Tâche courte 1:
Recopiez à l'identique la partie des entrées qui s'ouvre au début de celles-ci et se termine par la ligne contenant "profile-card[interactable]: 4:8:05 1", cette ligne comprise.

Texte présenté:
________________________

LA RECOMPOSITION TARDIVE ET SANS ÉLECTION DU CONSEIL D’ADMINISTRATION DE LA SÉCURITÉ SOCIALE DES ARTISTES-AUTEURS

Après avoir été illégalement évincés de la gestion de leur régime de sécurité sociale pendant 9 ans, les artistes-auteurs et autrices (AA) ont été privés par les ministères du droit d’élire leurs représentants. Les administrateurs sont désormais désignés arbitrairement par arrêté ministériel.

1/ Les AA illégalement évincés de la gestion de leur régime de sécurité sociale pendant 9 ans

En avril 2014, les conseils d’administration des organismes agréés du régime de sécurité sociale des AA (MDA et AGESSA) ont été suspendus en raison d’une incurie des ministères de la Santé et de la Culture.

Conformément au code de la sécurité sociale, des élections auraient dû être organisées en 2014 pour renouveler les conseils d’administration. En effet, les administrateurs élus en 2008 étaient en fin de mandat au bout de six ans, date à date.

Mais, les ministères de tutelles avaient demandé à retardement la prorogation des mandats des administrateurs.

En juin 2014, un projet de décret en Conseil d’État du ministère de la Santé visant à proroger le mandat des administrateurs élus par leurs pairs avait été déposé postérieurement à la date d’échéance des mandats des conseils d’administration fixée au 24 avril 2014. Ce projet a donc fait l’objet d’un refus sans appel du Conseil d’État : un mandat ne pouvant être prorogé dès lors qu’il est déjà échu. Cette erreur manifeste des tutelles a immédiatement engendré une carence de gouvernance, imprévue par les textes légaux et réglementaires.

Pour 2015, le ministère de la Santé avait nommé un administrateur provisoire le 24 décembre 2014. Sa mission se terminait au plus tard le 1er janvier 2016 l’investissant de « l’ensemble des pouvoirs dévolus » aux conseils d’administration et lui donnant notamment pour mission « de prendre les décisions budgétaires modificatives nécessaires à la tenue de nouvelles élections des conseils d’administration en 2015 et d’organiser, en lien avec la DSS, ces futures élections  ». Sa lettre de mission précisait : « vous proposerez dans les deux mois qui suivent votre nomination un plan d’action présentant les différents aspects à prendre en compte (budgétaire, juridique, organisationnels…) ».

Aucune élection des Conseils d’administration n’a été organisée, ni en 2015, ni les années suivantes.

En 2016, Bernard Billon, l’administrateur « provisoire » est à nouveau nommé par arrêté du 16 mars 2016. Ce nouvel arrêté précise : « Le mandat d’administrateur provisoire prend fin au plus tard le 1er janvier 2017. Il pourra être mis fin à ce mandat lors de l’installation des conseils d’administration pour les deux associations concernées  »…

En 2017, Bernard Billon refuse d’être encore renommé administrateur « provisoire ». Le « poste » reste vacant.

________________________

[Données de coordonnées de mise en page]
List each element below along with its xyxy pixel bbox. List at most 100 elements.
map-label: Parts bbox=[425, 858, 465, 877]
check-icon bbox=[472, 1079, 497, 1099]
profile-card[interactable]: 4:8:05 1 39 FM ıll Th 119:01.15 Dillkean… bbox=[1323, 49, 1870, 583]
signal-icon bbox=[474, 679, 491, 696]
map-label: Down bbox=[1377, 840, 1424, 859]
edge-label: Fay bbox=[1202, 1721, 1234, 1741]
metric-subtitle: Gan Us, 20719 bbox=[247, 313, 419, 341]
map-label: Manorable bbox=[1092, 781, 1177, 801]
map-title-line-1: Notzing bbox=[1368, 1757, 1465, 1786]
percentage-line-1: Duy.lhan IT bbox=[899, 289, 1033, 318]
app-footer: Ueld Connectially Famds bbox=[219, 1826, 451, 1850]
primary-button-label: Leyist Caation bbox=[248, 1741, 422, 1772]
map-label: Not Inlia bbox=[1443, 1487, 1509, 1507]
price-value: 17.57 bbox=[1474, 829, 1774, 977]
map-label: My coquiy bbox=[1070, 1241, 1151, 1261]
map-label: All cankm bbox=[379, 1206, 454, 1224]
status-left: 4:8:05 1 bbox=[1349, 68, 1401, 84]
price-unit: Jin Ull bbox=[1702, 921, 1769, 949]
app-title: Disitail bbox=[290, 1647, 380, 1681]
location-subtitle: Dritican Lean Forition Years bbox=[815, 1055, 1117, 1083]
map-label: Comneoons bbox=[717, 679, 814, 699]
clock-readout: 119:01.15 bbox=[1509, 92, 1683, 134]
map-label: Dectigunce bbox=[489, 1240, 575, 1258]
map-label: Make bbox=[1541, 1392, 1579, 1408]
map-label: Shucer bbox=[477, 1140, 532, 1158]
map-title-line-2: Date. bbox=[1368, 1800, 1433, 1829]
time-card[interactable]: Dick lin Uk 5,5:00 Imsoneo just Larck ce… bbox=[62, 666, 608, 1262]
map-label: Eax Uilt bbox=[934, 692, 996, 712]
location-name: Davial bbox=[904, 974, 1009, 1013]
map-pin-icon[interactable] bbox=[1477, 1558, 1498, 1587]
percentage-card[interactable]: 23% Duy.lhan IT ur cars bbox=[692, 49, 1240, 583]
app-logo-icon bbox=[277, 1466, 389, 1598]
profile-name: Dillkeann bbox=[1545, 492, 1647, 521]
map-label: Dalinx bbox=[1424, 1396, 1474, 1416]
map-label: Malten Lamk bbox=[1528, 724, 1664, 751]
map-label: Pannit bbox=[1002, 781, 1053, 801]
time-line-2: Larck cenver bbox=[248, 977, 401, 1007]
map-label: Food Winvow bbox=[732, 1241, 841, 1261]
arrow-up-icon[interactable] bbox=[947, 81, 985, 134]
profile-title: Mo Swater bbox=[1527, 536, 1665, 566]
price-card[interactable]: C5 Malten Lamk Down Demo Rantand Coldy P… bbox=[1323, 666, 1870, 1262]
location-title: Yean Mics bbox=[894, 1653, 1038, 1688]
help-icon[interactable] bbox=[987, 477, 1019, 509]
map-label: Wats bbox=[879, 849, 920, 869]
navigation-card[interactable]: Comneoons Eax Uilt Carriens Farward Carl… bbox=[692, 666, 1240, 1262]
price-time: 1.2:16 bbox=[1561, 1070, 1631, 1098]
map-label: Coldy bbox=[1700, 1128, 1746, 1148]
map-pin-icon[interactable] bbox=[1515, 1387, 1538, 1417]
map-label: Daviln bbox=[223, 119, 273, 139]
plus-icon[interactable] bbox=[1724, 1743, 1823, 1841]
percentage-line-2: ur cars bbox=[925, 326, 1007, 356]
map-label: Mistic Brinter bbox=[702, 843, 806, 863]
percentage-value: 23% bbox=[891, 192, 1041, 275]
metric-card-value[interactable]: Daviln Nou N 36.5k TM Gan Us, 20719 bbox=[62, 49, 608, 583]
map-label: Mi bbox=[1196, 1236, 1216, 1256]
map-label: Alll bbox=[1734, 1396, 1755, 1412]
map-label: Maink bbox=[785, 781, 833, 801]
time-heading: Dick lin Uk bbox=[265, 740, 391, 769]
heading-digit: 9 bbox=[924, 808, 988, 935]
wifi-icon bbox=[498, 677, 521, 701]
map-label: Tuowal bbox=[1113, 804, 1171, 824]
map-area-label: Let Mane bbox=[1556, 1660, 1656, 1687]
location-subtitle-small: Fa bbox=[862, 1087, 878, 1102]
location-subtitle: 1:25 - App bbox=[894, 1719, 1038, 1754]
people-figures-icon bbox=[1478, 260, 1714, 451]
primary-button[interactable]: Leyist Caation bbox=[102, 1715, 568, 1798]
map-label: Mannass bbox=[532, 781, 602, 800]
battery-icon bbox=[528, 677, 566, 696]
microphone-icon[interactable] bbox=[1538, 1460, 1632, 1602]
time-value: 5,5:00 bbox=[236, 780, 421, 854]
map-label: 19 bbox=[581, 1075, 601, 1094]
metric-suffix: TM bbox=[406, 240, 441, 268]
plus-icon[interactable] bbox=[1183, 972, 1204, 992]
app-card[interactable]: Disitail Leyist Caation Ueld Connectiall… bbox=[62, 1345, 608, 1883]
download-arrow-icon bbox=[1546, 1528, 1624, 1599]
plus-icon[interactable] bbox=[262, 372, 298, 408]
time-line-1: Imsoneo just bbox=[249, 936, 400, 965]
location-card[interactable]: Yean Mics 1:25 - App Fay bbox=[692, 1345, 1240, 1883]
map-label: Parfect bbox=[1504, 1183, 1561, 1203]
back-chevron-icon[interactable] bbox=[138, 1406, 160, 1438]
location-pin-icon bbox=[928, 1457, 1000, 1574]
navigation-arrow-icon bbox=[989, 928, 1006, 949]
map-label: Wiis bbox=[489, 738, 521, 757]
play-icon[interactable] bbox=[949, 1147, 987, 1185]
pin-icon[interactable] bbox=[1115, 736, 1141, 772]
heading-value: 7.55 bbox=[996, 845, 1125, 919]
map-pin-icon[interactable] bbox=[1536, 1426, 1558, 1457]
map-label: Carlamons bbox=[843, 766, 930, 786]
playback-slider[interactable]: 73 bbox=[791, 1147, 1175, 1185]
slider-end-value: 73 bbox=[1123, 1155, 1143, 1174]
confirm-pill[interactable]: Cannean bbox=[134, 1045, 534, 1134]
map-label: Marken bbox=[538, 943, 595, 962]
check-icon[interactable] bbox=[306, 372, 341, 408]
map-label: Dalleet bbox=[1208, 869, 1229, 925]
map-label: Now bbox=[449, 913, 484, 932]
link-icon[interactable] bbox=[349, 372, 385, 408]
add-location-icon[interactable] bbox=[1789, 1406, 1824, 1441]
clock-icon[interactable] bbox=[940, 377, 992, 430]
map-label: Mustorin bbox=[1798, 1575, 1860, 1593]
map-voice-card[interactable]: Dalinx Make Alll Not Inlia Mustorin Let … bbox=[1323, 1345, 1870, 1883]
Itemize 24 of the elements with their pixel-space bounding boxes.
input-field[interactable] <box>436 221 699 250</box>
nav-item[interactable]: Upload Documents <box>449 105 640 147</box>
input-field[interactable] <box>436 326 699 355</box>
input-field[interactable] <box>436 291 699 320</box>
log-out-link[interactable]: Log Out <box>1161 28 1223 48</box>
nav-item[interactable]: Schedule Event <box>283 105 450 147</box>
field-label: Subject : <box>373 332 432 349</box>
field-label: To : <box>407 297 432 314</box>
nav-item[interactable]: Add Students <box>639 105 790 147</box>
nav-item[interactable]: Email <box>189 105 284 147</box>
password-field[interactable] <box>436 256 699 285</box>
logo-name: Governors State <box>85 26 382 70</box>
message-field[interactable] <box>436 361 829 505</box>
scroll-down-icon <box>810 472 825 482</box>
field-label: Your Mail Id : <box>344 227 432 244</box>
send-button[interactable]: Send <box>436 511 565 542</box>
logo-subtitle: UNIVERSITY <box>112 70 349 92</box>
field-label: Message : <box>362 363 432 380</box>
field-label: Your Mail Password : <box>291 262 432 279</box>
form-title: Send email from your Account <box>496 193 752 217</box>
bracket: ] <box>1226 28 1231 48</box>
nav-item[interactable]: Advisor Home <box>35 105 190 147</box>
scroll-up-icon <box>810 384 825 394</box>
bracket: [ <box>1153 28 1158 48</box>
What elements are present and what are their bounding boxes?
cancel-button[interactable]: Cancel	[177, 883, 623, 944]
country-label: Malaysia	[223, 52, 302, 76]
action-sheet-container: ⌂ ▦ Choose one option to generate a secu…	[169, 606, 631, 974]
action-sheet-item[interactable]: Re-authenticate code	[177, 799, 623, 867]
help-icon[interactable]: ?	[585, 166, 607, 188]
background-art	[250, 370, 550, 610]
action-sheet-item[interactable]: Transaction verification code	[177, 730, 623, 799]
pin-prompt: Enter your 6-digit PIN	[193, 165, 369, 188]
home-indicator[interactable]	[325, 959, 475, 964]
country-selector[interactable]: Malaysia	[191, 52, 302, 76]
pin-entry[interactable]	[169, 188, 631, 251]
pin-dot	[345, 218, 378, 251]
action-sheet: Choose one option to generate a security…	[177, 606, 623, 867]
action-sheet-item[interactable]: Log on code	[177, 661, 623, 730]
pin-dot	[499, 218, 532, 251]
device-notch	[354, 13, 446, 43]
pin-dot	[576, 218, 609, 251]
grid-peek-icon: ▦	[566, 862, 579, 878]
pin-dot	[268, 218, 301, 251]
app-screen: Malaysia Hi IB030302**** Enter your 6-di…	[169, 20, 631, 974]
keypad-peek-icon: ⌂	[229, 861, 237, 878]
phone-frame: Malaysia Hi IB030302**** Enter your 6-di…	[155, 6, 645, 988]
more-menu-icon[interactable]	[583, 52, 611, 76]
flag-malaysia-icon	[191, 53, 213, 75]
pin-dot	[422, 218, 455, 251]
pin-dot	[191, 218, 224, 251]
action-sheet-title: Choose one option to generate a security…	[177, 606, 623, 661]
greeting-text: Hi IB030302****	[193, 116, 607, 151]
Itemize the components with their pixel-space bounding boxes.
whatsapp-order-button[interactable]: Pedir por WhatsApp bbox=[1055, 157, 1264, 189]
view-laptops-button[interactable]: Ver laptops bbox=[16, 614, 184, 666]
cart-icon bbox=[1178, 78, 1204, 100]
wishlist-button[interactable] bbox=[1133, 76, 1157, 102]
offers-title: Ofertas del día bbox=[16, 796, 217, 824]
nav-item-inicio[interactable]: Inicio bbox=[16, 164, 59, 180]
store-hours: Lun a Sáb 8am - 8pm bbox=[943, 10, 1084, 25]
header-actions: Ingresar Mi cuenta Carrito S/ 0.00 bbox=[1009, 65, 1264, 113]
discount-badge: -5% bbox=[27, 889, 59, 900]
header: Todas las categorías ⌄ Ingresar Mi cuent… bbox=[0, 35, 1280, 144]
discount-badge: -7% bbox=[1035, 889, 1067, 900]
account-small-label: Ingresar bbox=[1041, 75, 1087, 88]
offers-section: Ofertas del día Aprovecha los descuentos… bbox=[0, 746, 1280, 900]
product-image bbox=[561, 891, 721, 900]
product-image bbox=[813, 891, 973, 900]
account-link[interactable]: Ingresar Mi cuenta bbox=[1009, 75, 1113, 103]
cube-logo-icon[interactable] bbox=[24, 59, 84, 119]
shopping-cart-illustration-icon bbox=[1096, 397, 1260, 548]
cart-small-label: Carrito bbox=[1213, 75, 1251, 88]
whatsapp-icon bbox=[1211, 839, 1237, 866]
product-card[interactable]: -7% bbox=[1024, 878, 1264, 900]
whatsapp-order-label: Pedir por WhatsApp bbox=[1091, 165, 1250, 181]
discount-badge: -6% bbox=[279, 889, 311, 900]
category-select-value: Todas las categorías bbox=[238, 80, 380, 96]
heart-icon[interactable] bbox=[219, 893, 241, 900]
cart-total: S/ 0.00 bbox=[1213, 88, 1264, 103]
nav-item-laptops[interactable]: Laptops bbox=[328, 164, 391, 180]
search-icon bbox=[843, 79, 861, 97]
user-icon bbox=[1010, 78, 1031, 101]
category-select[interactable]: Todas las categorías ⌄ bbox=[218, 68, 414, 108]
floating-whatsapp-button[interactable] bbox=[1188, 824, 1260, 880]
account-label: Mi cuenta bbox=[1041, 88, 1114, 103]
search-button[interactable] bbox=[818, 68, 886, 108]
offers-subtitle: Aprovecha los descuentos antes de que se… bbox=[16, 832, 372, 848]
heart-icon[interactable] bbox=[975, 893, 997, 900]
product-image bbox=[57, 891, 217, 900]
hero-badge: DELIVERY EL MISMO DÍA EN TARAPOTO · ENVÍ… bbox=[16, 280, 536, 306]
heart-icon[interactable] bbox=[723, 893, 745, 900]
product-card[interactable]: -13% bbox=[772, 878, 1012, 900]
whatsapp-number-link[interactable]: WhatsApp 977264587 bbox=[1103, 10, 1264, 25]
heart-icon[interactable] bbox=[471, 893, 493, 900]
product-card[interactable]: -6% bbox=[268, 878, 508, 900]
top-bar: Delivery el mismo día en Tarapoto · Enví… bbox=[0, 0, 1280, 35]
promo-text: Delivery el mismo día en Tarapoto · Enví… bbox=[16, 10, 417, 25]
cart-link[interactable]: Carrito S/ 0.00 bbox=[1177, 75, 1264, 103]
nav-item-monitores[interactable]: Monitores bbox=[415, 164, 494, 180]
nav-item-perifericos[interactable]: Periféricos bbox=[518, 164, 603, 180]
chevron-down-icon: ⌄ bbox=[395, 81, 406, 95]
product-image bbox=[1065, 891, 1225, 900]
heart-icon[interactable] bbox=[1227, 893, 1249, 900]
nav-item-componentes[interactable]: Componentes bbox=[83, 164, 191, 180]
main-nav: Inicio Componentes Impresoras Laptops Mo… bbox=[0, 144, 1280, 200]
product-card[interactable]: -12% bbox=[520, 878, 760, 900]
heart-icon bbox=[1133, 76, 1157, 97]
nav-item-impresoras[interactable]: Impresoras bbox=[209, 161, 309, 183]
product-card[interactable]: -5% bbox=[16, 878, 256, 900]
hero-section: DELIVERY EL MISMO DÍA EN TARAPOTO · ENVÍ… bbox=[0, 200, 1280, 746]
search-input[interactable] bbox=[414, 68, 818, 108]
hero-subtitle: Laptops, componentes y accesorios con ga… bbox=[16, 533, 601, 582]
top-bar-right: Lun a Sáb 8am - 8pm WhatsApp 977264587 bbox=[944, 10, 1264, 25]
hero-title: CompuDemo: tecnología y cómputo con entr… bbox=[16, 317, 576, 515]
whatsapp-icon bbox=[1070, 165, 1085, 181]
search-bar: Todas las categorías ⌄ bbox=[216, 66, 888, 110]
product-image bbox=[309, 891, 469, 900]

________________________

Tâche courte 2:
Transcrivez mot pour mot le passage du texte sur le conseil d'administration de la sécurité sociale des artistes-auteurs qui s'ouvre sur les mots contenant "Après avoir été" et se termine par "date à date.".

Réponse à la tâche 1:
List each element below along with its xyxy pixel bbox. List at most 100 elements.
map-label: Parts bbox=[425, 858, 465, 877]
check-icon bbox=[472, 1079, 497, 1099]
profile-card[interactable]: 4:8:05 1 39 FM ıll Th 119:01.15 Dillkean… bbox=[1323, 49, 1870, 583]

Réponse à la tâche 2:
Après avoir été illégalement évincés de la gestion de leur régime de sécurité sociale pendant 9 ans, les artistes-auteurs et autrices (AA) ont été privés par les ministères du droit d’élire leurs représentants. Les administrateurs sont désormais désignés arbitrairement par arrêté ministériel.

1/ Les AA illégalement évincés de la gestion de leur régime de sécurité sociale pendant 9 ans

En avril 2014, les conseils d’administration des organismes agréés du régime de sécurité sociale des AA (MDA et AGESSA) ont été suspendus en raison d’une incurie des ministères de la Santé et de la Culture.

Conformément au code de la sécurité sociale, des élections auraient dû être organisées en 2014 pour renouveler les conseils d’administration. En effet, les administrateurs élus en 2008 étaient en fin de mandat au bout de six ans, date à date.